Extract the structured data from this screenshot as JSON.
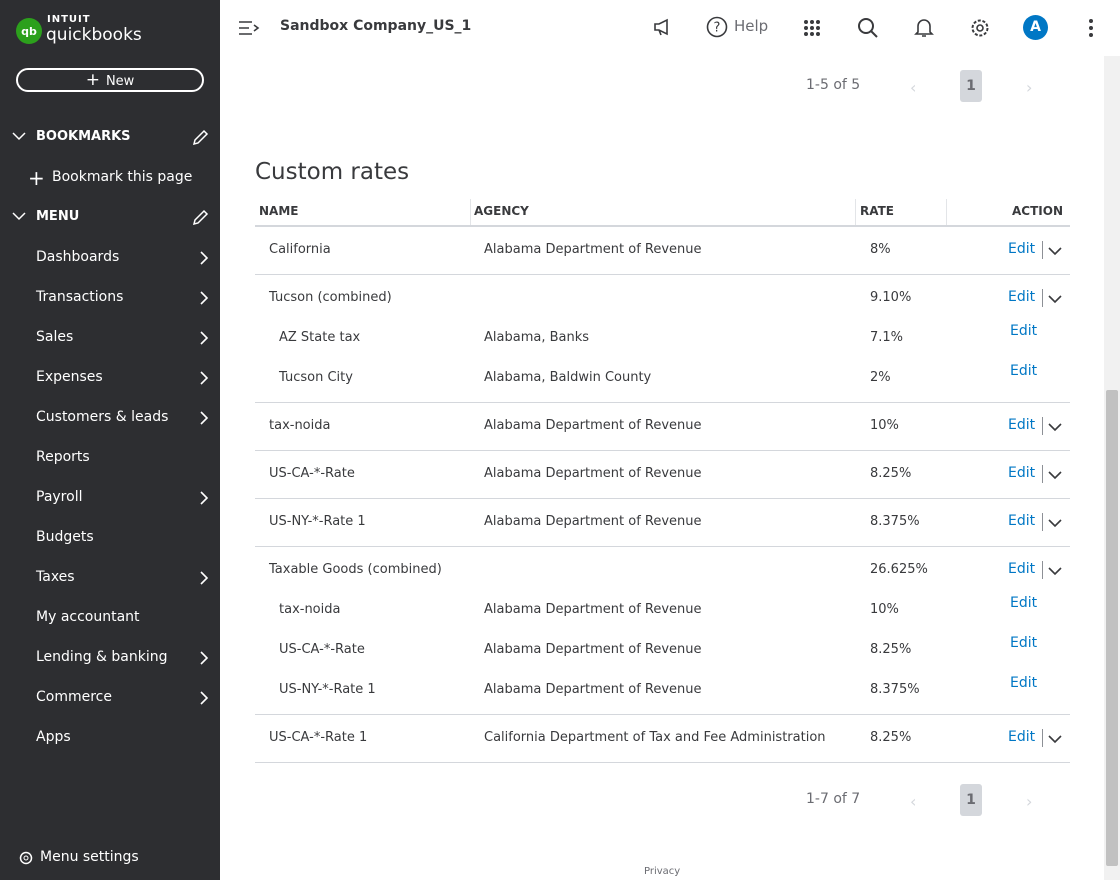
{
  "sidebar": {
    "logo_top": "INTUIT",
    "logo": "quickbooks",
    "new_button": "New",
    "bookmarks": "BOOKMARKS",
    "bookmark_page": "Bookmark this page",
    "menu": "MENU",
    "items": [
      {
        "label": "Dashboards",
        "arrow": true
      },
      {
        "label": "Transactions",
        "arrow": true
      },
      {
        "label": "Sales",
        "arrow": true
      },
      {
        "label": "Expenses",
        "arrow": true
      },
      {
        "label": "Customers & leads",
        "arrow": true
      },
      {
        "label": "Reports",
        "arrow": false
      },
      {
        "label": "Payroll",
        "arrow": true
      },
      {
        "label": "Budgets",
        "arrow": false
      },
      {
        "label": "Taxes",
        "arrow": true
      },
      {
        "label": "My accountant",
        "arrow": false
      },
      {
        "label": "Lending & banking",
        "arrow": true
      },
      {
        "label": "Commerce",
        "arrow": true
      },
      {
        "label": "Apps",
        "arrow": false
      }
    ],
    "menu_settings": "Menu settings"
  },
  "topbar": {
    "company": "Sandbox Company_US_1",
    "help": "Help",
    "avatar": "A"
  },
  "top_pagination": {
    "range": "1-5 of 5",
    "page": "1"
  },
  "custom_rates": {
    "title": "Custom rates",
    "columns": [
      "NAME",
      "AGENCY",
      "RATE",
      "ACTION"
    ],
    "rows": [
      {
        "name": "California",
        "agency": "Alabama Department of Revenue",
        "rate": "8%",
        "action": "Edit"
      },
      {
        "name": "Tucson (combined)",
        "rate": "9.10%",
        "action": "Edit",
        "children": [
          {
            "name": "AZ State tax",
            "agency": "Alabama, Banks",
            "rate": "7.1%",
            "action": "Edit"
          },
          {
            "name": "Tucson City",
            "agency": "Alabama, Baldwin County",
            "rate": "2%",
            "action": "Edit"
          }
        ]
      },
      {
        "name": "tax-noida",
        "agency": "Alabama Department of Revenue",
        "rate": "10%",
        "action": "Edit"
      },
      {
        "name": "US-CA-*-Rate",
        "agency": "Alabama Department of Revenue",
        "rate": "8.25%",
        "action": "Edit"
      },
      {
        "name": "US-NY-*-Rate 1",
        "agency": "Alabama Department of Revenue",
        "rate": "8.375%",
        "action": "Edit"
      },
      {
        "name": "Taxable Goods (combined)",
        "rate": "26.625%",
        "action": "Edit",
        "children": [
          {
            "name": "tax-noida",
            "agency": "Alabama Department of Revenue",
            "rate": "10%",
            "action": "Edit"
          },
          {
            "name": "US-CA-*-Rate",
            "agency": "Alabama Department of Revenue",
            "rate": "8.25%",
            "action": "Edit"
          },
          {
            "name": "US-NY-*-Rate 1",
            "agency": "Alabama Department of Revenue",
            "rate": "8.375%",
            "action": "Edit"
          }
        ]
      },
      {
        "name": "US-CA-*-Rate 1",
        "agency": "California Department of Tax and Fee Administration",
        "rate": "8.25%",
        "action": "Edit"
      }
    ],
    "pagination": {
      "range": "1-7 of 7",
      "page": "1"
    }
  },
  "footer": {
    "privacy": "Privacy"
  }
}
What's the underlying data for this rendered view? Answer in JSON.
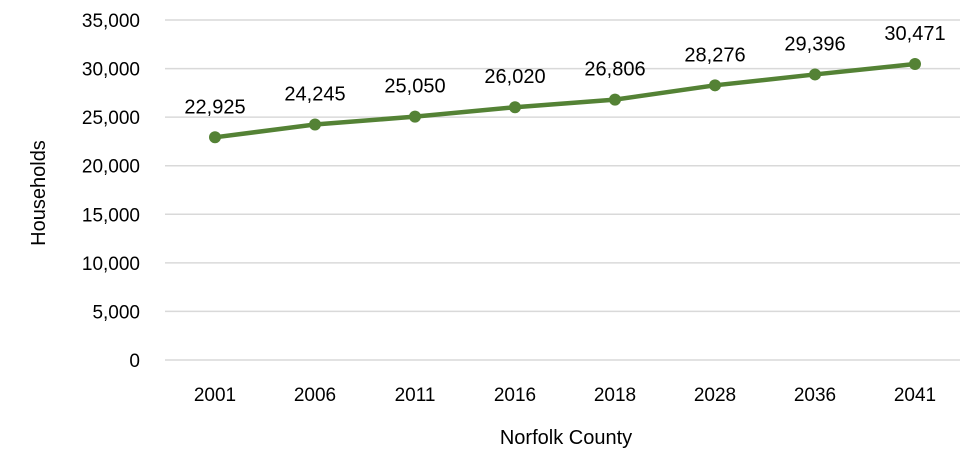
{
  "chart_data": {
    "type": "line",
    "categories": [
      "2001",
      "2006",
      "2011",
      "2016",
      "2018",
      "2028",
      "2036",
      "2041"
    ],
    "series": [
      {
        "values": [
          22925,
          24245,
          25050,
          26020,
          26806,
          28276,
          29396,
          30471
        ],
        "color": "#548235"
      }
    ],
    "data_labels": [
      "22,925",
      "24,245",
      "25,050",
      "26,020",
      "26,806",
      "28,276",
      "29,396",
      "30,471"
    ],
    "y_ticks": [
      0,
      5000,
      10000,
      15000,
      20000,
      25000,
      30000,
      35000
    ],
    "y_tick_labels": [
      "0",
      "5,000",
      "10,000",
      "15,000",
      "20,000",
      "25,000",
      "30,000",
      "35,000"
    ],
    "ylim": [
      0,
      35000
    ],
    "xlabel": "Norfolk County",
    "ylabel": "Households",
    "grid": true,
    "gridline_color": "#d9d9d9"
  }
}
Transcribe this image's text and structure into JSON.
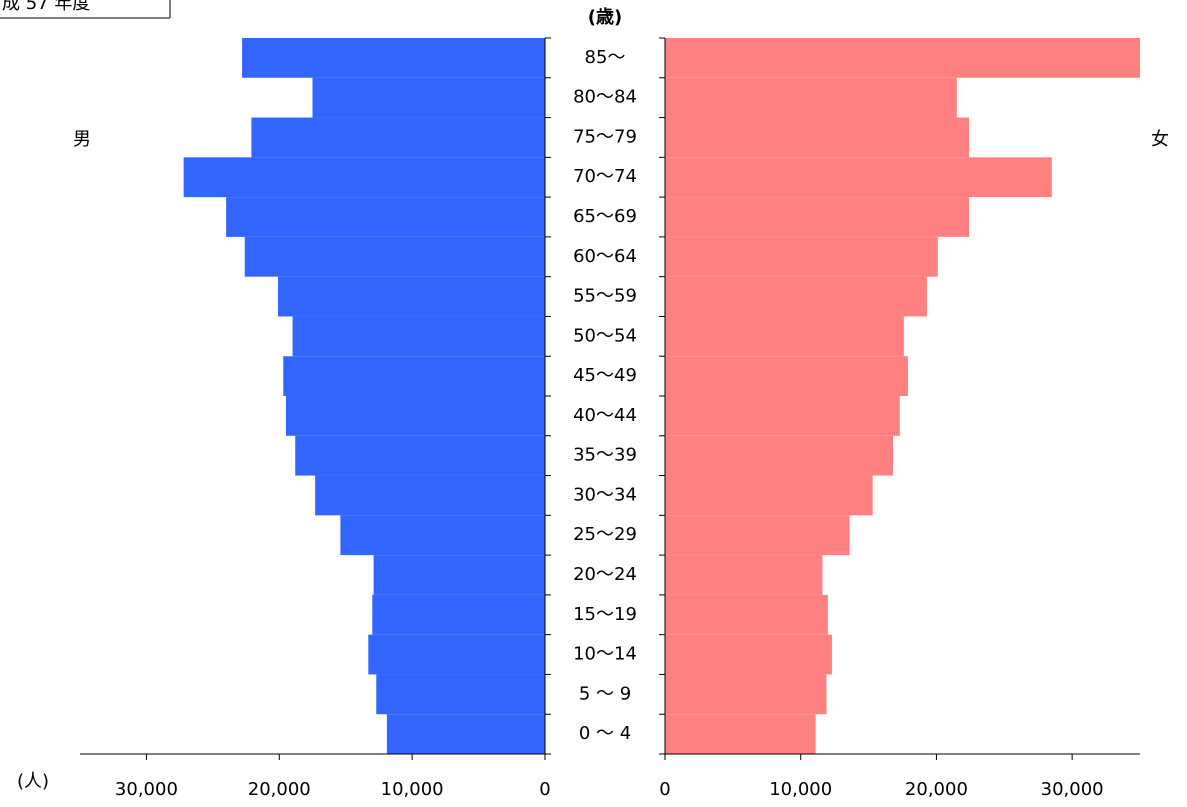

→ Given exercise
Verbatim reproduction of every record is required; images are left out.

→ Result for this task
Extract the structured data from this screenshot as JSON.
{
  "sidebar": {
    "logo_top": "INTUIT",
    "logo": "quickbooks",
    "new_button": "New",
    "bookmarks": "BOOKMARKS",
    "bookmark_page": "Bookmark this page",
    "menu": "MENU",
    "items": [
      {
        "label": "Dashboards",
        "arrow": true
      },
      {
        "label": "Transactions",
        "arrow": true
      },
      {
        "label": "Sales",
        "arrow": true
      },
      {
        "label": "Expenses",
        "arrow": true
      },
      {
        "label": "Customers & leads",
        "arrow": true
      },
      {
        "label": "Reports",
        "arrow": false
      },
      {
        "label": "Payroll",
        "arrow": true
      },
      {
        "label": "Budgets",
        "arrow": false
      },
      {
        "label": "Taxes",
        "arrow": true
      },
      {
        "label": "My accountant",
        "arrow": false
      },
      {
        "label": "Lending & banking",
        "arrow": true
      },
      {
        "label": "Commerce",
        "arrow": true
      },
      {
        "label": "Apps",
        "arrow": false
      }
    ],
    "menu_settings": "Menu settings"
  },
  "topbar": {
    "company": "Sandbox Company_US_1",
    "help": "Help",
    "avatar": "A"
  },
  "top_pagination": {
    "range": "1-5 of 5",
    "page": "1"
  },
  "custom_rates": {
    "title": "Custom rates",
    "columns": [
      "NAME",
      "AGENCY",
      "RATE",
      "ACTION"
    ],
    "rows": [
      {
        "name": "California",
        "agency": "Alabama Department of Revenue",
        "rate": "8%",
        "action": "Edit"
      },
      {
        "name": "Tucson (combined)",
        "rate": "9.10%",
        "action": "Edit",
        "children": [
          {
            "name": "AZ State tax",
            "agency": "Alabama, Banks",
            "rate": "7.1%",
            "action": "Edit"
          },
          {
            "name": "Tucson City",
            "agency": "Alabama, Baldwin County",
            "rate": "2%",
            "action": "Edit"
          }
        ]
      },
      {
        "name": "tax-noida",
        "agency": "Alabama Department of Revenue",
        "rate": "10%",
        "action": "Edit"
      },
      {
        "name": "US-CA-*-Rate",
        "agency": "Alabama Department of Revenue",
        "rate": "8.25%",
        "action": "Edit"
      },
      {
        "name": "US-NY-*-Rate 1",
        "agency": "Alabama Department of Revenue",
        "rate": "8.375%",
        "action": "Edit"
      },
      {
        "name": "Taxable Goods (combined)",
        "rate": "26.625%",
        "action": "Edit",
        "children": [
          {
            "name": "tax-noida",
            "agency": "Alabama Department of Revenue",
            "rate": "10%",
            "action": "Edit"
          },
          {
            "name": "US-CA-*-Rate",
            "agency": "Alabama Department of Revenue",
            "rate": "8.25%",
            "action": "Edit"
          },
          {
            "name": "US-NY-*-Rate 1",
            "agency": "Alabama Department of Revenue",
            "rate": "8.375%",
            "action": "Edit"
          }
        ]
      },
      {
        "name": "US-CA-*-Rate 1",
        "agency": "California Department of Tax and Fee Administration",
        "rate": "8.25%",
        "action": "Edit"
      }
    ],
    "pagination": {
      "range": "1-7 of 7",
      "page": "1"
    }
  },
  "footer": {
    "privacy": "Privacy"
  }
}
What's the underlying data for this rendered view? Answer in JSON.
{
  "chart_data": {
    "type": "line",
    "categories": [
      "2001",
      "2006",
      "2011",
      "2016",
      "2018",
      "2028",
      "2036",
      "2041"
    ],
    "series": [
      {
        "values": [
          22925,
          24245,
          25050,
          26020,
          26806,
          28276,
          29396,
          30471
        ],
        "color": "#548235"
      }
    ],
    "data_labels": [
      "22,925",
      "24,245",
      "25,050",
      "26,020",
      "26,806",
      "28,276",
      "29,396",
      "30,471"
    ],
    "y_ticks": [
      0,
      5000,
      10000,
      15000,
      20000,
      25000,
      30000,
      35000
    ],
    "y_tick_labels": [
      "0",
      "5,000",
      "10,000",
      "15,000",
      "20,000",
      "25,000",
      "30,000",
      "35,000"
    ],
    "ylim": [
      0,
      35000
    ],
    "xlabel": "Norfolk County",
    "ylabel": "Households",
    "grid": true,
    "gridline_color": "#d9d9d9"
  }
}
Transcribe this image's text and structure into JSON.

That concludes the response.